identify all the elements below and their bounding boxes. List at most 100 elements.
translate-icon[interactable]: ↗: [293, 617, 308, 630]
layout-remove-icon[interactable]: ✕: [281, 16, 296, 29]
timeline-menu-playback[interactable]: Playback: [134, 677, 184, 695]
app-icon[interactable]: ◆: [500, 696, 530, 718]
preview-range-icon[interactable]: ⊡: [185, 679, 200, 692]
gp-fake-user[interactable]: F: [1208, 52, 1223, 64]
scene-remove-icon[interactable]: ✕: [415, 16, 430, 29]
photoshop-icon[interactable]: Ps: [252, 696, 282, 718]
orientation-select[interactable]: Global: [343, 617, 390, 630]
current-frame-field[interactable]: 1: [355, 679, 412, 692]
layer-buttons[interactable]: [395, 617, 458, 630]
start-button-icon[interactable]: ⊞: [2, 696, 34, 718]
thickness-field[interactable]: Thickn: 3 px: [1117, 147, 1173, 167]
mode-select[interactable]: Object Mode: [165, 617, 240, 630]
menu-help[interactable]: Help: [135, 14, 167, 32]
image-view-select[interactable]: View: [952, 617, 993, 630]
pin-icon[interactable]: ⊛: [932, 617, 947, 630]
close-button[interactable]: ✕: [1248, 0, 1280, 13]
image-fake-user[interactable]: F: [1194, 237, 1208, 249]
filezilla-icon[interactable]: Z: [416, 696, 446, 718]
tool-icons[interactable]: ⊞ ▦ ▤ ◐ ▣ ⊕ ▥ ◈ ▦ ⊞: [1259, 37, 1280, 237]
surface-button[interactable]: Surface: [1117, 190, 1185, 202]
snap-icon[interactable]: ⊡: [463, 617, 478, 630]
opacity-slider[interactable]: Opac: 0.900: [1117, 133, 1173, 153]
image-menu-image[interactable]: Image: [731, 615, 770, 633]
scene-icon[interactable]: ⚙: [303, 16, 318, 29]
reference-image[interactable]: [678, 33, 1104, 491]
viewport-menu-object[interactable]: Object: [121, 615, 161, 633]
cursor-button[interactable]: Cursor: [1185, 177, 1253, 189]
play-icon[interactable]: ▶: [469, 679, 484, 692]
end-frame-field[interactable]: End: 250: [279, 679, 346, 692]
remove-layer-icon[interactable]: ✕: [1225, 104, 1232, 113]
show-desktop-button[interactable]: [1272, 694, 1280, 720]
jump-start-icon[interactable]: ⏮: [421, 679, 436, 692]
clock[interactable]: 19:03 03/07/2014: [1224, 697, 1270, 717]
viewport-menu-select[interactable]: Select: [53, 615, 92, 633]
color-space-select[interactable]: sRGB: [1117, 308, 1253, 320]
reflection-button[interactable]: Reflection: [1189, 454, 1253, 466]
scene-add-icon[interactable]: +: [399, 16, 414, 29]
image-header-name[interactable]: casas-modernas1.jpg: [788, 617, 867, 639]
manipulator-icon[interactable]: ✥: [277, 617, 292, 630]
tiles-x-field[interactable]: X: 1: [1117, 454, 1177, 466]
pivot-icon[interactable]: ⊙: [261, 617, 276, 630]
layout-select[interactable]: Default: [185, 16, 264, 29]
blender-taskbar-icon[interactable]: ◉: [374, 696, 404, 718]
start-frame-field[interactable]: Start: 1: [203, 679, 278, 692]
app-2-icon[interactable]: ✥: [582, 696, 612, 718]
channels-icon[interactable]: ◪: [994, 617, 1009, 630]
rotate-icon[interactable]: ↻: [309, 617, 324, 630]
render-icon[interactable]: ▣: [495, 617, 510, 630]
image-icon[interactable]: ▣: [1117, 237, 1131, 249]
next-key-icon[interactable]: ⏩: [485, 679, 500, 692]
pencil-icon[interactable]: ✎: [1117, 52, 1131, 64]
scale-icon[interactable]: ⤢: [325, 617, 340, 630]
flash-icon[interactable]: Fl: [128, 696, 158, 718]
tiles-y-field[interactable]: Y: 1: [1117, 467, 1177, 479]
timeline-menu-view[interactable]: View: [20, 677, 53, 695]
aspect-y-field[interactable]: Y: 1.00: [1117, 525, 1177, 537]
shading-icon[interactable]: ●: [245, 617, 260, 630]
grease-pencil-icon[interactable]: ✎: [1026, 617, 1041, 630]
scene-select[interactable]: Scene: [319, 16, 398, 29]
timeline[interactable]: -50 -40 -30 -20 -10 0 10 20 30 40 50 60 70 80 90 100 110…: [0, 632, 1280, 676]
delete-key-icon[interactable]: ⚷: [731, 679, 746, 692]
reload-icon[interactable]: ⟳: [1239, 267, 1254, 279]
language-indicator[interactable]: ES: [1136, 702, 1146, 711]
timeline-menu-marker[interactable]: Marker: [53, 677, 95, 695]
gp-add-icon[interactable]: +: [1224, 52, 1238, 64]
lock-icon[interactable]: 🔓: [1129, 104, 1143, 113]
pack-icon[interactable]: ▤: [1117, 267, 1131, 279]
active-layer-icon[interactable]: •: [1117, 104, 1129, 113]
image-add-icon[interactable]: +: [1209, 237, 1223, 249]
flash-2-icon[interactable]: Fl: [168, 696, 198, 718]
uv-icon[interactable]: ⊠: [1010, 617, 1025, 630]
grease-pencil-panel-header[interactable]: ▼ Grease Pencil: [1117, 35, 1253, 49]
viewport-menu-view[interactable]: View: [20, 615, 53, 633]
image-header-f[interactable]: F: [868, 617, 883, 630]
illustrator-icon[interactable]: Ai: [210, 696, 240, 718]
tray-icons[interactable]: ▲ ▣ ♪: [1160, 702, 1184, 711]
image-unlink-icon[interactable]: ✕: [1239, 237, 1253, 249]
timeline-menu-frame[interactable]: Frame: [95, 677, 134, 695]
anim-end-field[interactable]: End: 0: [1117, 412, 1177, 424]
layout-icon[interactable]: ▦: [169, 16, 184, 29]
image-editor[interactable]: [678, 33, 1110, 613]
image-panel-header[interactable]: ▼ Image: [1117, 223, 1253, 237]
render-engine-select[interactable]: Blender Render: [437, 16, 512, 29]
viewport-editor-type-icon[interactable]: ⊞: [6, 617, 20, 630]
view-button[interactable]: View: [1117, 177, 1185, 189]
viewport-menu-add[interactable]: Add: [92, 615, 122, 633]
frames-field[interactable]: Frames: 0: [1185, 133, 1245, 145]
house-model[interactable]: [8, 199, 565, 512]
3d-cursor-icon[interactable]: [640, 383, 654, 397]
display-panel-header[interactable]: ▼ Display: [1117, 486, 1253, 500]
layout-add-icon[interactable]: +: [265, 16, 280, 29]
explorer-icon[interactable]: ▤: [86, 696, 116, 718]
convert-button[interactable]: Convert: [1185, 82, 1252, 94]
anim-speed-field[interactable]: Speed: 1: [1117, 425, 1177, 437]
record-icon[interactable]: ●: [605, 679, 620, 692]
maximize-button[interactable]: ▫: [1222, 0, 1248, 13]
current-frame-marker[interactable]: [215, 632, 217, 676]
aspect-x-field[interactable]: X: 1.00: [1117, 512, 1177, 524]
==========
▶ WHAT THE TASK ASKS:
Reproduce the portion of the entries running from the start through the line containing "image-view-select[interactable]: View: [952, 617, 993, 630]", both ends included.

▶ SOLUTION TO THE PROBLEM:
identify all the elements below and their bounding boxes. List at most 100 elements.
translate-icon[interactable]: ↗: [293, 617, 308, 630]
layout-remove-icon[interactable]: ✕: [281, 16, 296, 29]
timeline-menu-playback[interactable]: Playback: [134, 677, 184, 695]
app-icon[interactable]: ◆: [500, 696, 530, 718]
preview-range-icon[interactable]: ⊡: [185, 679, 200, 692]
gp-fake-user[interactable]: F: [1208, 52, 1223, 64]
scene-remove-icon[interactable]: ✕: [415, 16, 430, 29]
photoshop-icon[interactable]: Ps: [252, 696, 282, 718]
orientation-select[interactable]: Global: [343, 617, 390, 630]
current-frame-field[interactable]: 1: [355, 679, 412, 692]
layer-buttons[interactable]: [395, 617, 458, 630]
start-button-icon[interactable]: ⊞: [2, 696, 34, 718]
thickness-field[interactable]: Thickn: 3 px: [1117, 147, 1173, 167]
mode-select[interactable]: Object Mode: [165, 617, 240, 630]
menu-help[interactable]: Help: [135, 14, 167, 32]
image-view-select[interactable]: View: [952, 617, 993, 630]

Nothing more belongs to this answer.